### [What to produce]
Scan the following material for the string "JSON" and copy each line in which it appears.

[Items from a figure collection]
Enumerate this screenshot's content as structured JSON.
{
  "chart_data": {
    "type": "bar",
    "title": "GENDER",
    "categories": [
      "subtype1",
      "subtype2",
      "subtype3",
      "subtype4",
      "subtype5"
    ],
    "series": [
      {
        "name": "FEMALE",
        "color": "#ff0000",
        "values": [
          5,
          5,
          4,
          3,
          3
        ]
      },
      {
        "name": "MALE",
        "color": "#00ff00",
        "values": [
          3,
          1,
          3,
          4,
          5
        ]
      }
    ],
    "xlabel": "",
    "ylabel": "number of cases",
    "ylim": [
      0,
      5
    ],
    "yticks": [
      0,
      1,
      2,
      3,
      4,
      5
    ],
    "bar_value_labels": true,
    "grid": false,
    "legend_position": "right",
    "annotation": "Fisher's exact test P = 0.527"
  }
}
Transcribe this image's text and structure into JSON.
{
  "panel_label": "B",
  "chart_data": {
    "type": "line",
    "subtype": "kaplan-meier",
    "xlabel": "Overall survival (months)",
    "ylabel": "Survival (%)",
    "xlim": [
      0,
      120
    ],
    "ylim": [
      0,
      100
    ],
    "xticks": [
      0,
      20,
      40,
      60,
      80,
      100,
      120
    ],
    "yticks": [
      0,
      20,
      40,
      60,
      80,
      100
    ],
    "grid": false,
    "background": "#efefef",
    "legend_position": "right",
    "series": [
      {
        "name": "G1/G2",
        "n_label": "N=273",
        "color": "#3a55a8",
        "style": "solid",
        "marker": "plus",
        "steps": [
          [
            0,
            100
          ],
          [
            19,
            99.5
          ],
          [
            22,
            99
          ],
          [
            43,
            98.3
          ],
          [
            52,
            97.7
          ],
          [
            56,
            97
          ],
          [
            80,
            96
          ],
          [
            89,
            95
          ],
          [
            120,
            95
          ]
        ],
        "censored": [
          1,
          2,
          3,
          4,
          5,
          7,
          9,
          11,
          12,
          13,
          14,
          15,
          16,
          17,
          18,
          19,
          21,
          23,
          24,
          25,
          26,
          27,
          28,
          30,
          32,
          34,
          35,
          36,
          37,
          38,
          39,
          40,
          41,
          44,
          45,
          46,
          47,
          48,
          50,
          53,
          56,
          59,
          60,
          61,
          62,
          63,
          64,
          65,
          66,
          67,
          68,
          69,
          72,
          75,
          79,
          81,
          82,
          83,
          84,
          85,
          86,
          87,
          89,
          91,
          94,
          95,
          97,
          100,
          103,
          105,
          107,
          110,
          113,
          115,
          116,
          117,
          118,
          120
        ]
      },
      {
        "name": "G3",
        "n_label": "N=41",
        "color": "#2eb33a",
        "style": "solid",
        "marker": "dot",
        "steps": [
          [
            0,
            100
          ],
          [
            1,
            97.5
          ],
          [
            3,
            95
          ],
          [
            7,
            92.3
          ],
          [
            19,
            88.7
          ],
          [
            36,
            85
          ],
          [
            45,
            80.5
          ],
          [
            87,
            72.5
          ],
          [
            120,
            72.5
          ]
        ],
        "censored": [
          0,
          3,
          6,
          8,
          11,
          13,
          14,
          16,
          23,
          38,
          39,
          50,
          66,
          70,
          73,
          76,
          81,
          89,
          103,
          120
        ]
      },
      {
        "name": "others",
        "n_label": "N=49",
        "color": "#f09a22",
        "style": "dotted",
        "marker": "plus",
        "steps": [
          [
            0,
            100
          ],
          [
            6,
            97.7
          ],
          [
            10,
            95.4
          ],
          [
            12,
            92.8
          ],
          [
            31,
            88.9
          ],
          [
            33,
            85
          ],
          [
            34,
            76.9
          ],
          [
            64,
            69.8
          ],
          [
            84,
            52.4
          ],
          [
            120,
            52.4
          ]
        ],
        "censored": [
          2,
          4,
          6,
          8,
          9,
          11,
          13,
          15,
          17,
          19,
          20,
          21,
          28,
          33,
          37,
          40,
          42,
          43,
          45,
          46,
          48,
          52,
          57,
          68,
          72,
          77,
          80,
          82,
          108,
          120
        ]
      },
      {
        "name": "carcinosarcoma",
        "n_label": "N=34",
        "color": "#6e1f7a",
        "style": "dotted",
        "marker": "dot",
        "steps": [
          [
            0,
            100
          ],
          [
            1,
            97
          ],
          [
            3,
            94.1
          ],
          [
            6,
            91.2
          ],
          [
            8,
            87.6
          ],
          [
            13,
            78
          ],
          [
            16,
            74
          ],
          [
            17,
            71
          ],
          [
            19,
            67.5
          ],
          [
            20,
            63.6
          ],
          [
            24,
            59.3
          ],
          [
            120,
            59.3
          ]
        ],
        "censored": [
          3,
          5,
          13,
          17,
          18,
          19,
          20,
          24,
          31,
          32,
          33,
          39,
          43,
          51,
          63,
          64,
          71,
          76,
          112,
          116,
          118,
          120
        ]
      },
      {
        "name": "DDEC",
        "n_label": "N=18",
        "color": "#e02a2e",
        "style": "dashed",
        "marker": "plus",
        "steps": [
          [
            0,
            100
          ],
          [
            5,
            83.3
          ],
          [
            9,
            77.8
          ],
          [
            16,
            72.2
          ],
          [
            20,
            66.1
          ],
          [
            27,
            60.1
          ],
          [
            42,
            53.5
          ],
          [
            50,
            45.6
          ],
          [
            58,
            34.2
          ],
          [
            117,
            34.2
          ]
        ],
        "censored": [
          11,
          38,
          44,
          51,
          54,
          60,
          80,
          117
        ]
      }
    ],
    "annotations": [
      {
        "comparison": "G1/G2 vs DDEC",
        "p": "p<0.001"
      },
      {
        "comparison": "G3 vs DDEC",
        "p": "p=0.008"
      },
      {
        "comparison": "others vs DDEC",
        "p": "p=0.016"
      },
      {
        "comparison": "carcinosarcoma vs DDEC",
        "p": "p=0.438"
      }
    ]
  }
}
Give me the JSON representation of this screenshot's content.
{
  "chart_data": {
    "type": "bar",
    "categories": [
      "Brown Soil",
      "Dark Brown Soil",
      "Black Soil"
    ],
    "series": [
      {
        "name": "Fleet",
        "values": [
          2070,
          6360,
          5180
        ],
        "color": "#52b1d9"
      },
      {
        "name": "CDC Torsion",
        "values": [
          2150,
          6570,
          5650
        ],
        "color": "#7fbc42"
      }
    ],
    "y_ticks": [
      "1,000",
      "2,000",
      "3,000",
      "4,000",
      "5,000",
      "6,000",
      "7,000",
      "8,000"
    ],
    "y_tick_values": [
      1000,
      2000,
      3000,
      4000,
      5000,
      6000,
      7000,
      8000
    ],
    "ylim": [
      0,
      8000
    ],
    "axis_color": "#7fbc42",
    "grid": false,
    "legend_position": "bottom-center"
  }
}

### [Exercise solution]
Enumerate this screenshot's content as structured JSON.
Transcribe this image's text and structure into JSON.
Give me the JSON representation of this screenshot's content.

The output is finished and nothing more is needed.